-- start of Provided information --
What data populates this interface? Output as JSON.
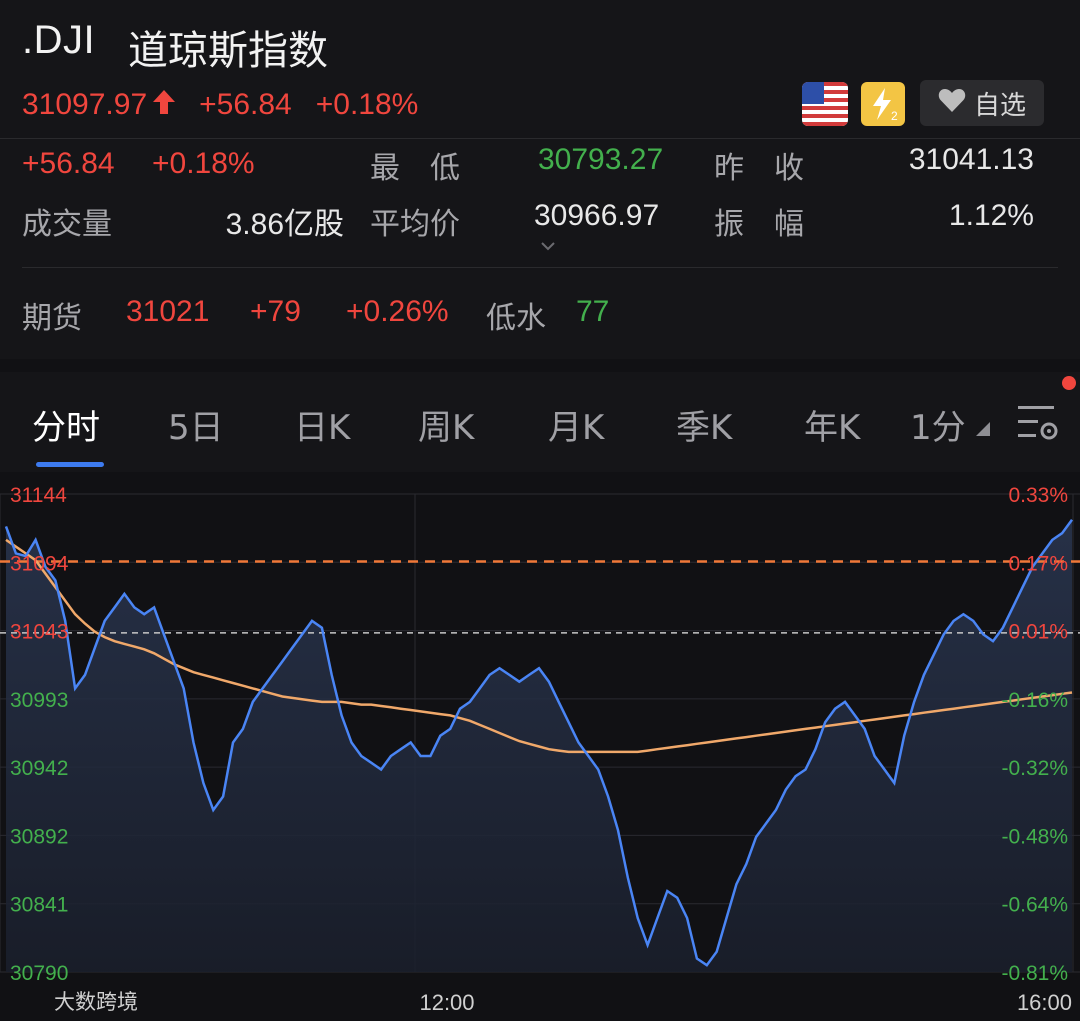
{
  "header": {
    "symbol": ".DJI",
    "name": "道琼斯指数",
    "price": "31097.97",
    "change": "+56.84",
    "change_pct": "+0.18%",
    "watch_label": "自选",
    "flag_icon": "us-flag-icon",
    "level_icon": "level2-icon"
  },
  "stats": {
    "change": "+56.84",
    "change_pct": "+0.18%",
    "low_label": "最　低",
    "low": "30793.27",
    "prev_close_label": "昨　收",
    "prev_close": "31041.13",
    "volume_label": "成交量",
    "volume": "3.86亿股",
    "avg_price_label": "平均价",
    "avg_price": "30966.97",
    "amplitude_label": "振　幅",
    "amplitude": "1.12%",
    "futures_label": "期货",
    "futures_price": "31021",
    "futures_change": "+79",
    "futures_change_pct": "+0.26%",
    "discount_label": "低水",
    "discount": "77"
  },
  "tabs": [
    "分时",
    "5日",
    "日K",
    "周K",
    "月K",
    "季K",
    "年K",
    "1分"
  ],
  "active_tab": "分时",
  "colors": {
    "up": "#f0463e",
    "down": "#43b04d",
    "price_line": "#4a85f5",
    "avg_line": "#f0a86a",
    "accent": "#3d7bf0"
  },
  "chart_data": {
    "type": "line",
    "y_ticks_left": [
      "31144",
      "31094",
      "31043",
      "30993",
      "30942",
      "30892",
      "30841",
      "30790"
    ],
    "y_ticks_right": [
      "0.33%",
      "0.17%",
      "0.01%",
      "-0.16%",
      "-0.32%",
      "-0.48%",
      "-0.64%",
      "-0.81%"
    ],
    "x_ticks": [
      "12:00",
      "16:00"
    ],
    "ylim": [
      30790,
      31144
    ],
    "reference_value": 31041.13,
    "futures_level": 31094,
    "watermark": "大数跨境",
    "series": [
      {
        "values": [
          31120,
          31100,
          31098,
          31110,
          31090,
          31080,
          31050,
          31000,
          31010,
          31030,
          31050,
          31060,
          31070,
          31060,
          31055,
          31060,
          31040,
          31020,
          31000,
          30960,
          30930,
          30910,
          30920,
          30960,
          30970,
          30990,
          31000,
          31010,
          31020,
          31030,
          31040,
          31050,
          31045,
          31010,
          30980,
          30960,
          30950,
          30945,
          30940,
          30950,
          30955,
          30960,
          30950,
          30950,
          30965,
          30970,
          30985,
          30990,
          31000,
          31010,
          31015,
          31010,
          31005,
          31010,
          31015,
          31005,
          30990,
          30975,
          30960,
          30950,
          30940,
          30920,
          30895,
          30860,
          30830,
          30810,
          30830,
          30850,
          30845,
          30830,
          30800,
          30795,
          30805,
          30830,
          30855,
          30870,
          30890,
          30900,
          30910,
          30925,
          30935,
          30940,
          30955,
          30975,
          30985,
          30990,
          30980,
          30970,
          30950,
          30940,
          30930,
          30965,
          30990,
          31010,
          31025,
          31040,
          31050,
          31055,
          31050,
          31040,
          31035,
          31045,
          31060,
          31075,
          31090,
          31100,
          31110,
          31115,
          31125
        ]
      },
      {
        "values": [
          31110,
          31105,
          31100,
          31095,
          31085,
          31075,
          31065,
          31055,
          31048,
          31042,
          31038,
          31035,
          31033,
          31031,
          31029,
          31026,
          31022,
          31018,
          31015,
          31012,
          31010,
          31008,
          31006,
          31004,
          31002,
          31000,
          30998,
          30996,
          30994,
          30993,
          30992,
          30991,
          30990,
          30990,
          30990,
          30989,
          30988,
          30988,
          30987,
          30986,
          30985,
          30984,
          30983,
          30982,
          30981,
          30980,
          30978,
          30976,
          30973,
          30970,
          30967,
          30964,
          30961,
          30959,
          30957,
          30955,
          30954,
          30953,
          30953,
          30953,
          30953,
          30953,
          30953,
          30953,
          30953,
          30954,
          30955,
          30956,
          30957,
          30958,
          30959,
          30960,
          30961,
          30962,
          30963,
          30964,
          30965,
          30966,
          30967,
          30968,
          30969,
          30970,
          30971,
          30972,
          30973,
          30974,
          30975,
          30976,
          30977,
          30978,
          30979,
          30980,
          30981,
          30982,
          30983,
          30984,
          30985,
          30986,
          30987,
          30988,
          30989,
          30990,
          30991,
          30992,
          30993,
          30994,
          30995,
          30996,
          30997
        ]
      }
    ]
  }
}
-- end of Provided information --
**Stated goal**
Repeat all the data as it stands, dropping any images it holds.

**Written answer**
What data populates this interface? Output as JSON.
{
  "header": {
    "symbol": ".DJI",
    "name": "道琼斯指数",
    "price": "31097.97",
    "change": "+56.84",
    "change_pct": "+0.18%",
    "watch_label": "自选",
    "flag_icon": "us-flag-icon",
    "level_icon": "level2-icon"
  },
  "stats": {
    "change": "+56.84",
    "change_pct": "+0.18%",
    "low_label": "最　低",
    "low": "30793.27",
    "prev_close_label": "昨　收",
    "prev_close": "31041.13",
    "volume_label": "成交量",
    "volume": "3.86亿股",
    "avg_price_label": "平均价",
    "avg_price": "30966.97",
    "amplitude_label": "振　幅",
    "amplitude": "1.12%",
    "futures_label": "期货",
    "futures_price": "31021",
    "futures_change": "+79",
    "futures_change_pct": "+0.26%",
    "discount_label": "低水",
    "discount": "77"
  },
  "tabs": [
    "分时",
    "5日",
    "日K",
    "周K",
    "月K",
    "季K",
    "年K",
    "1分"
  ],
  "active_tab": "分时",
  "colors": {
    "up": "#f0463e",
    "down": "#43b04d",
    "price_line": "#4a85f5",
    "avg_line": "#f0a86a",
    "accent": "#3d7bf0"
  },
  "chart_data": {
    "type": "line",
    "y_ticks_left": [
      "31144",
      "31094",
      "31043",
      "30993",
      "30942",
      "30892",
      "30841",
      "30790"
    ],
    "y_ticks_right": [
      "0.33%",
      "0.17%",
      "0.01%",
      "-0.16%",
      "-0.32%",
      "-0.48%",
      "-0.64%",
      "-0.81%"
    ],
    "x_ticks": [
      "12:00",
      "16:00"
    ],
    "ylim": [
      30790,
      31144
    ],
    "reference_value": 31041.13,
    "futures_level": 31094,
    "watermark": "大数跨境",
    "series": [
      {
        "values": [
          31120,
          31100,
          31098,
          31110,
          31090,
          31080,
          31050,
          31000,
          31010,
          31030,
          31050,
          31060,
          31070,
          31060,
          31055,
          31060,
          31040,
          31020,
          31000,
          30960,
          30930,
          30910,
          30920,
          30960,
          30970,
          30990,
          31000,
          31010,
          31020,
          31030,
          31040,
          31050,
          31045,
          31010,
          30980,
          30960,
          30950,
          30945,
          30940,
          30950,
          30955,
          30960,
          30950,
          30950,
          30965,
          30970,
          30985,
          30990,
          31000,
          31010,
          31015,
          31010,
          31005,
          31010,
          31015,
          31005,
          30990,
          30975,
          30960,
          30950,
          30940,
          30920,
          30895,
          30860,
          30830,
          30810,
          30830,
          30850,
          30845,
          30830,
          30800,
          30795,
          30805,
          30830,
          30855,
          30870,
          30890,
          30900,
          30910,
          30925,
          30935,
          30940,
          30955,
          30975,
          30985,
          30990,
          30980,
          30970,
          30950,
          30940,
          30930,
          30965,
          30990,
          31010,
          31025,
          31040,
          31050,
          31055,
          31050,
          31040,
          31035,
          31045,
          31060,
          31075,
          31090,
          31100,
          31110,
          31115,
          31125
        ]
      },
      {
        "values": [
          31110,
          31105,
          31100,
          31095,
          31085,
          31075,
          31065,
          31055,
          31048,
          31042,
          31038,
          31035,
          31033,
          31031,
          31029,
          31026,
          31022,
          31018,
          31015,
          31012,
          31010,
          31008,
          31006,
          31004,
          31002,
          31000,
          30998,
          30996,
          30994,
          30993,
          30992,
          30991,
          30990,
          30990,
          30990,
          30989,
          30988,
          30988,
          30987,
          30986,
          30985,
          30984,
          30983,
          30982,
          30981,
          30980,
          30978,
          30976,
          30973,
          30970,
          30967,
          30964,
          30961,
          30959,
          30957,
          30955,
          30954,
          30953,
          30953,
          30953,
          30953,
          30953,
          30953,
          30953,
          30953,
          30954,
          30955,
          30956,
          30957,
          30958,
          30959,
          30960,
          30961,
          30962,
          30963,
          30964,
          30965,
          30966,
          30967,
          30968,
          30969,
          30970,
          30971,
          30972,
          30973,
          30974,
          30975,
          30976,
          30977,
          30978,
          30979,
          30980,
          30981,
          30982,
          30983,
          30984,
          30985,
          30986,
          30987,
          30988,
          30989,
          30990,
          30991,
          30992,
          30993,
          30994,
          30995,
          30996,
          30997
        ]
      }
    ]
  }
}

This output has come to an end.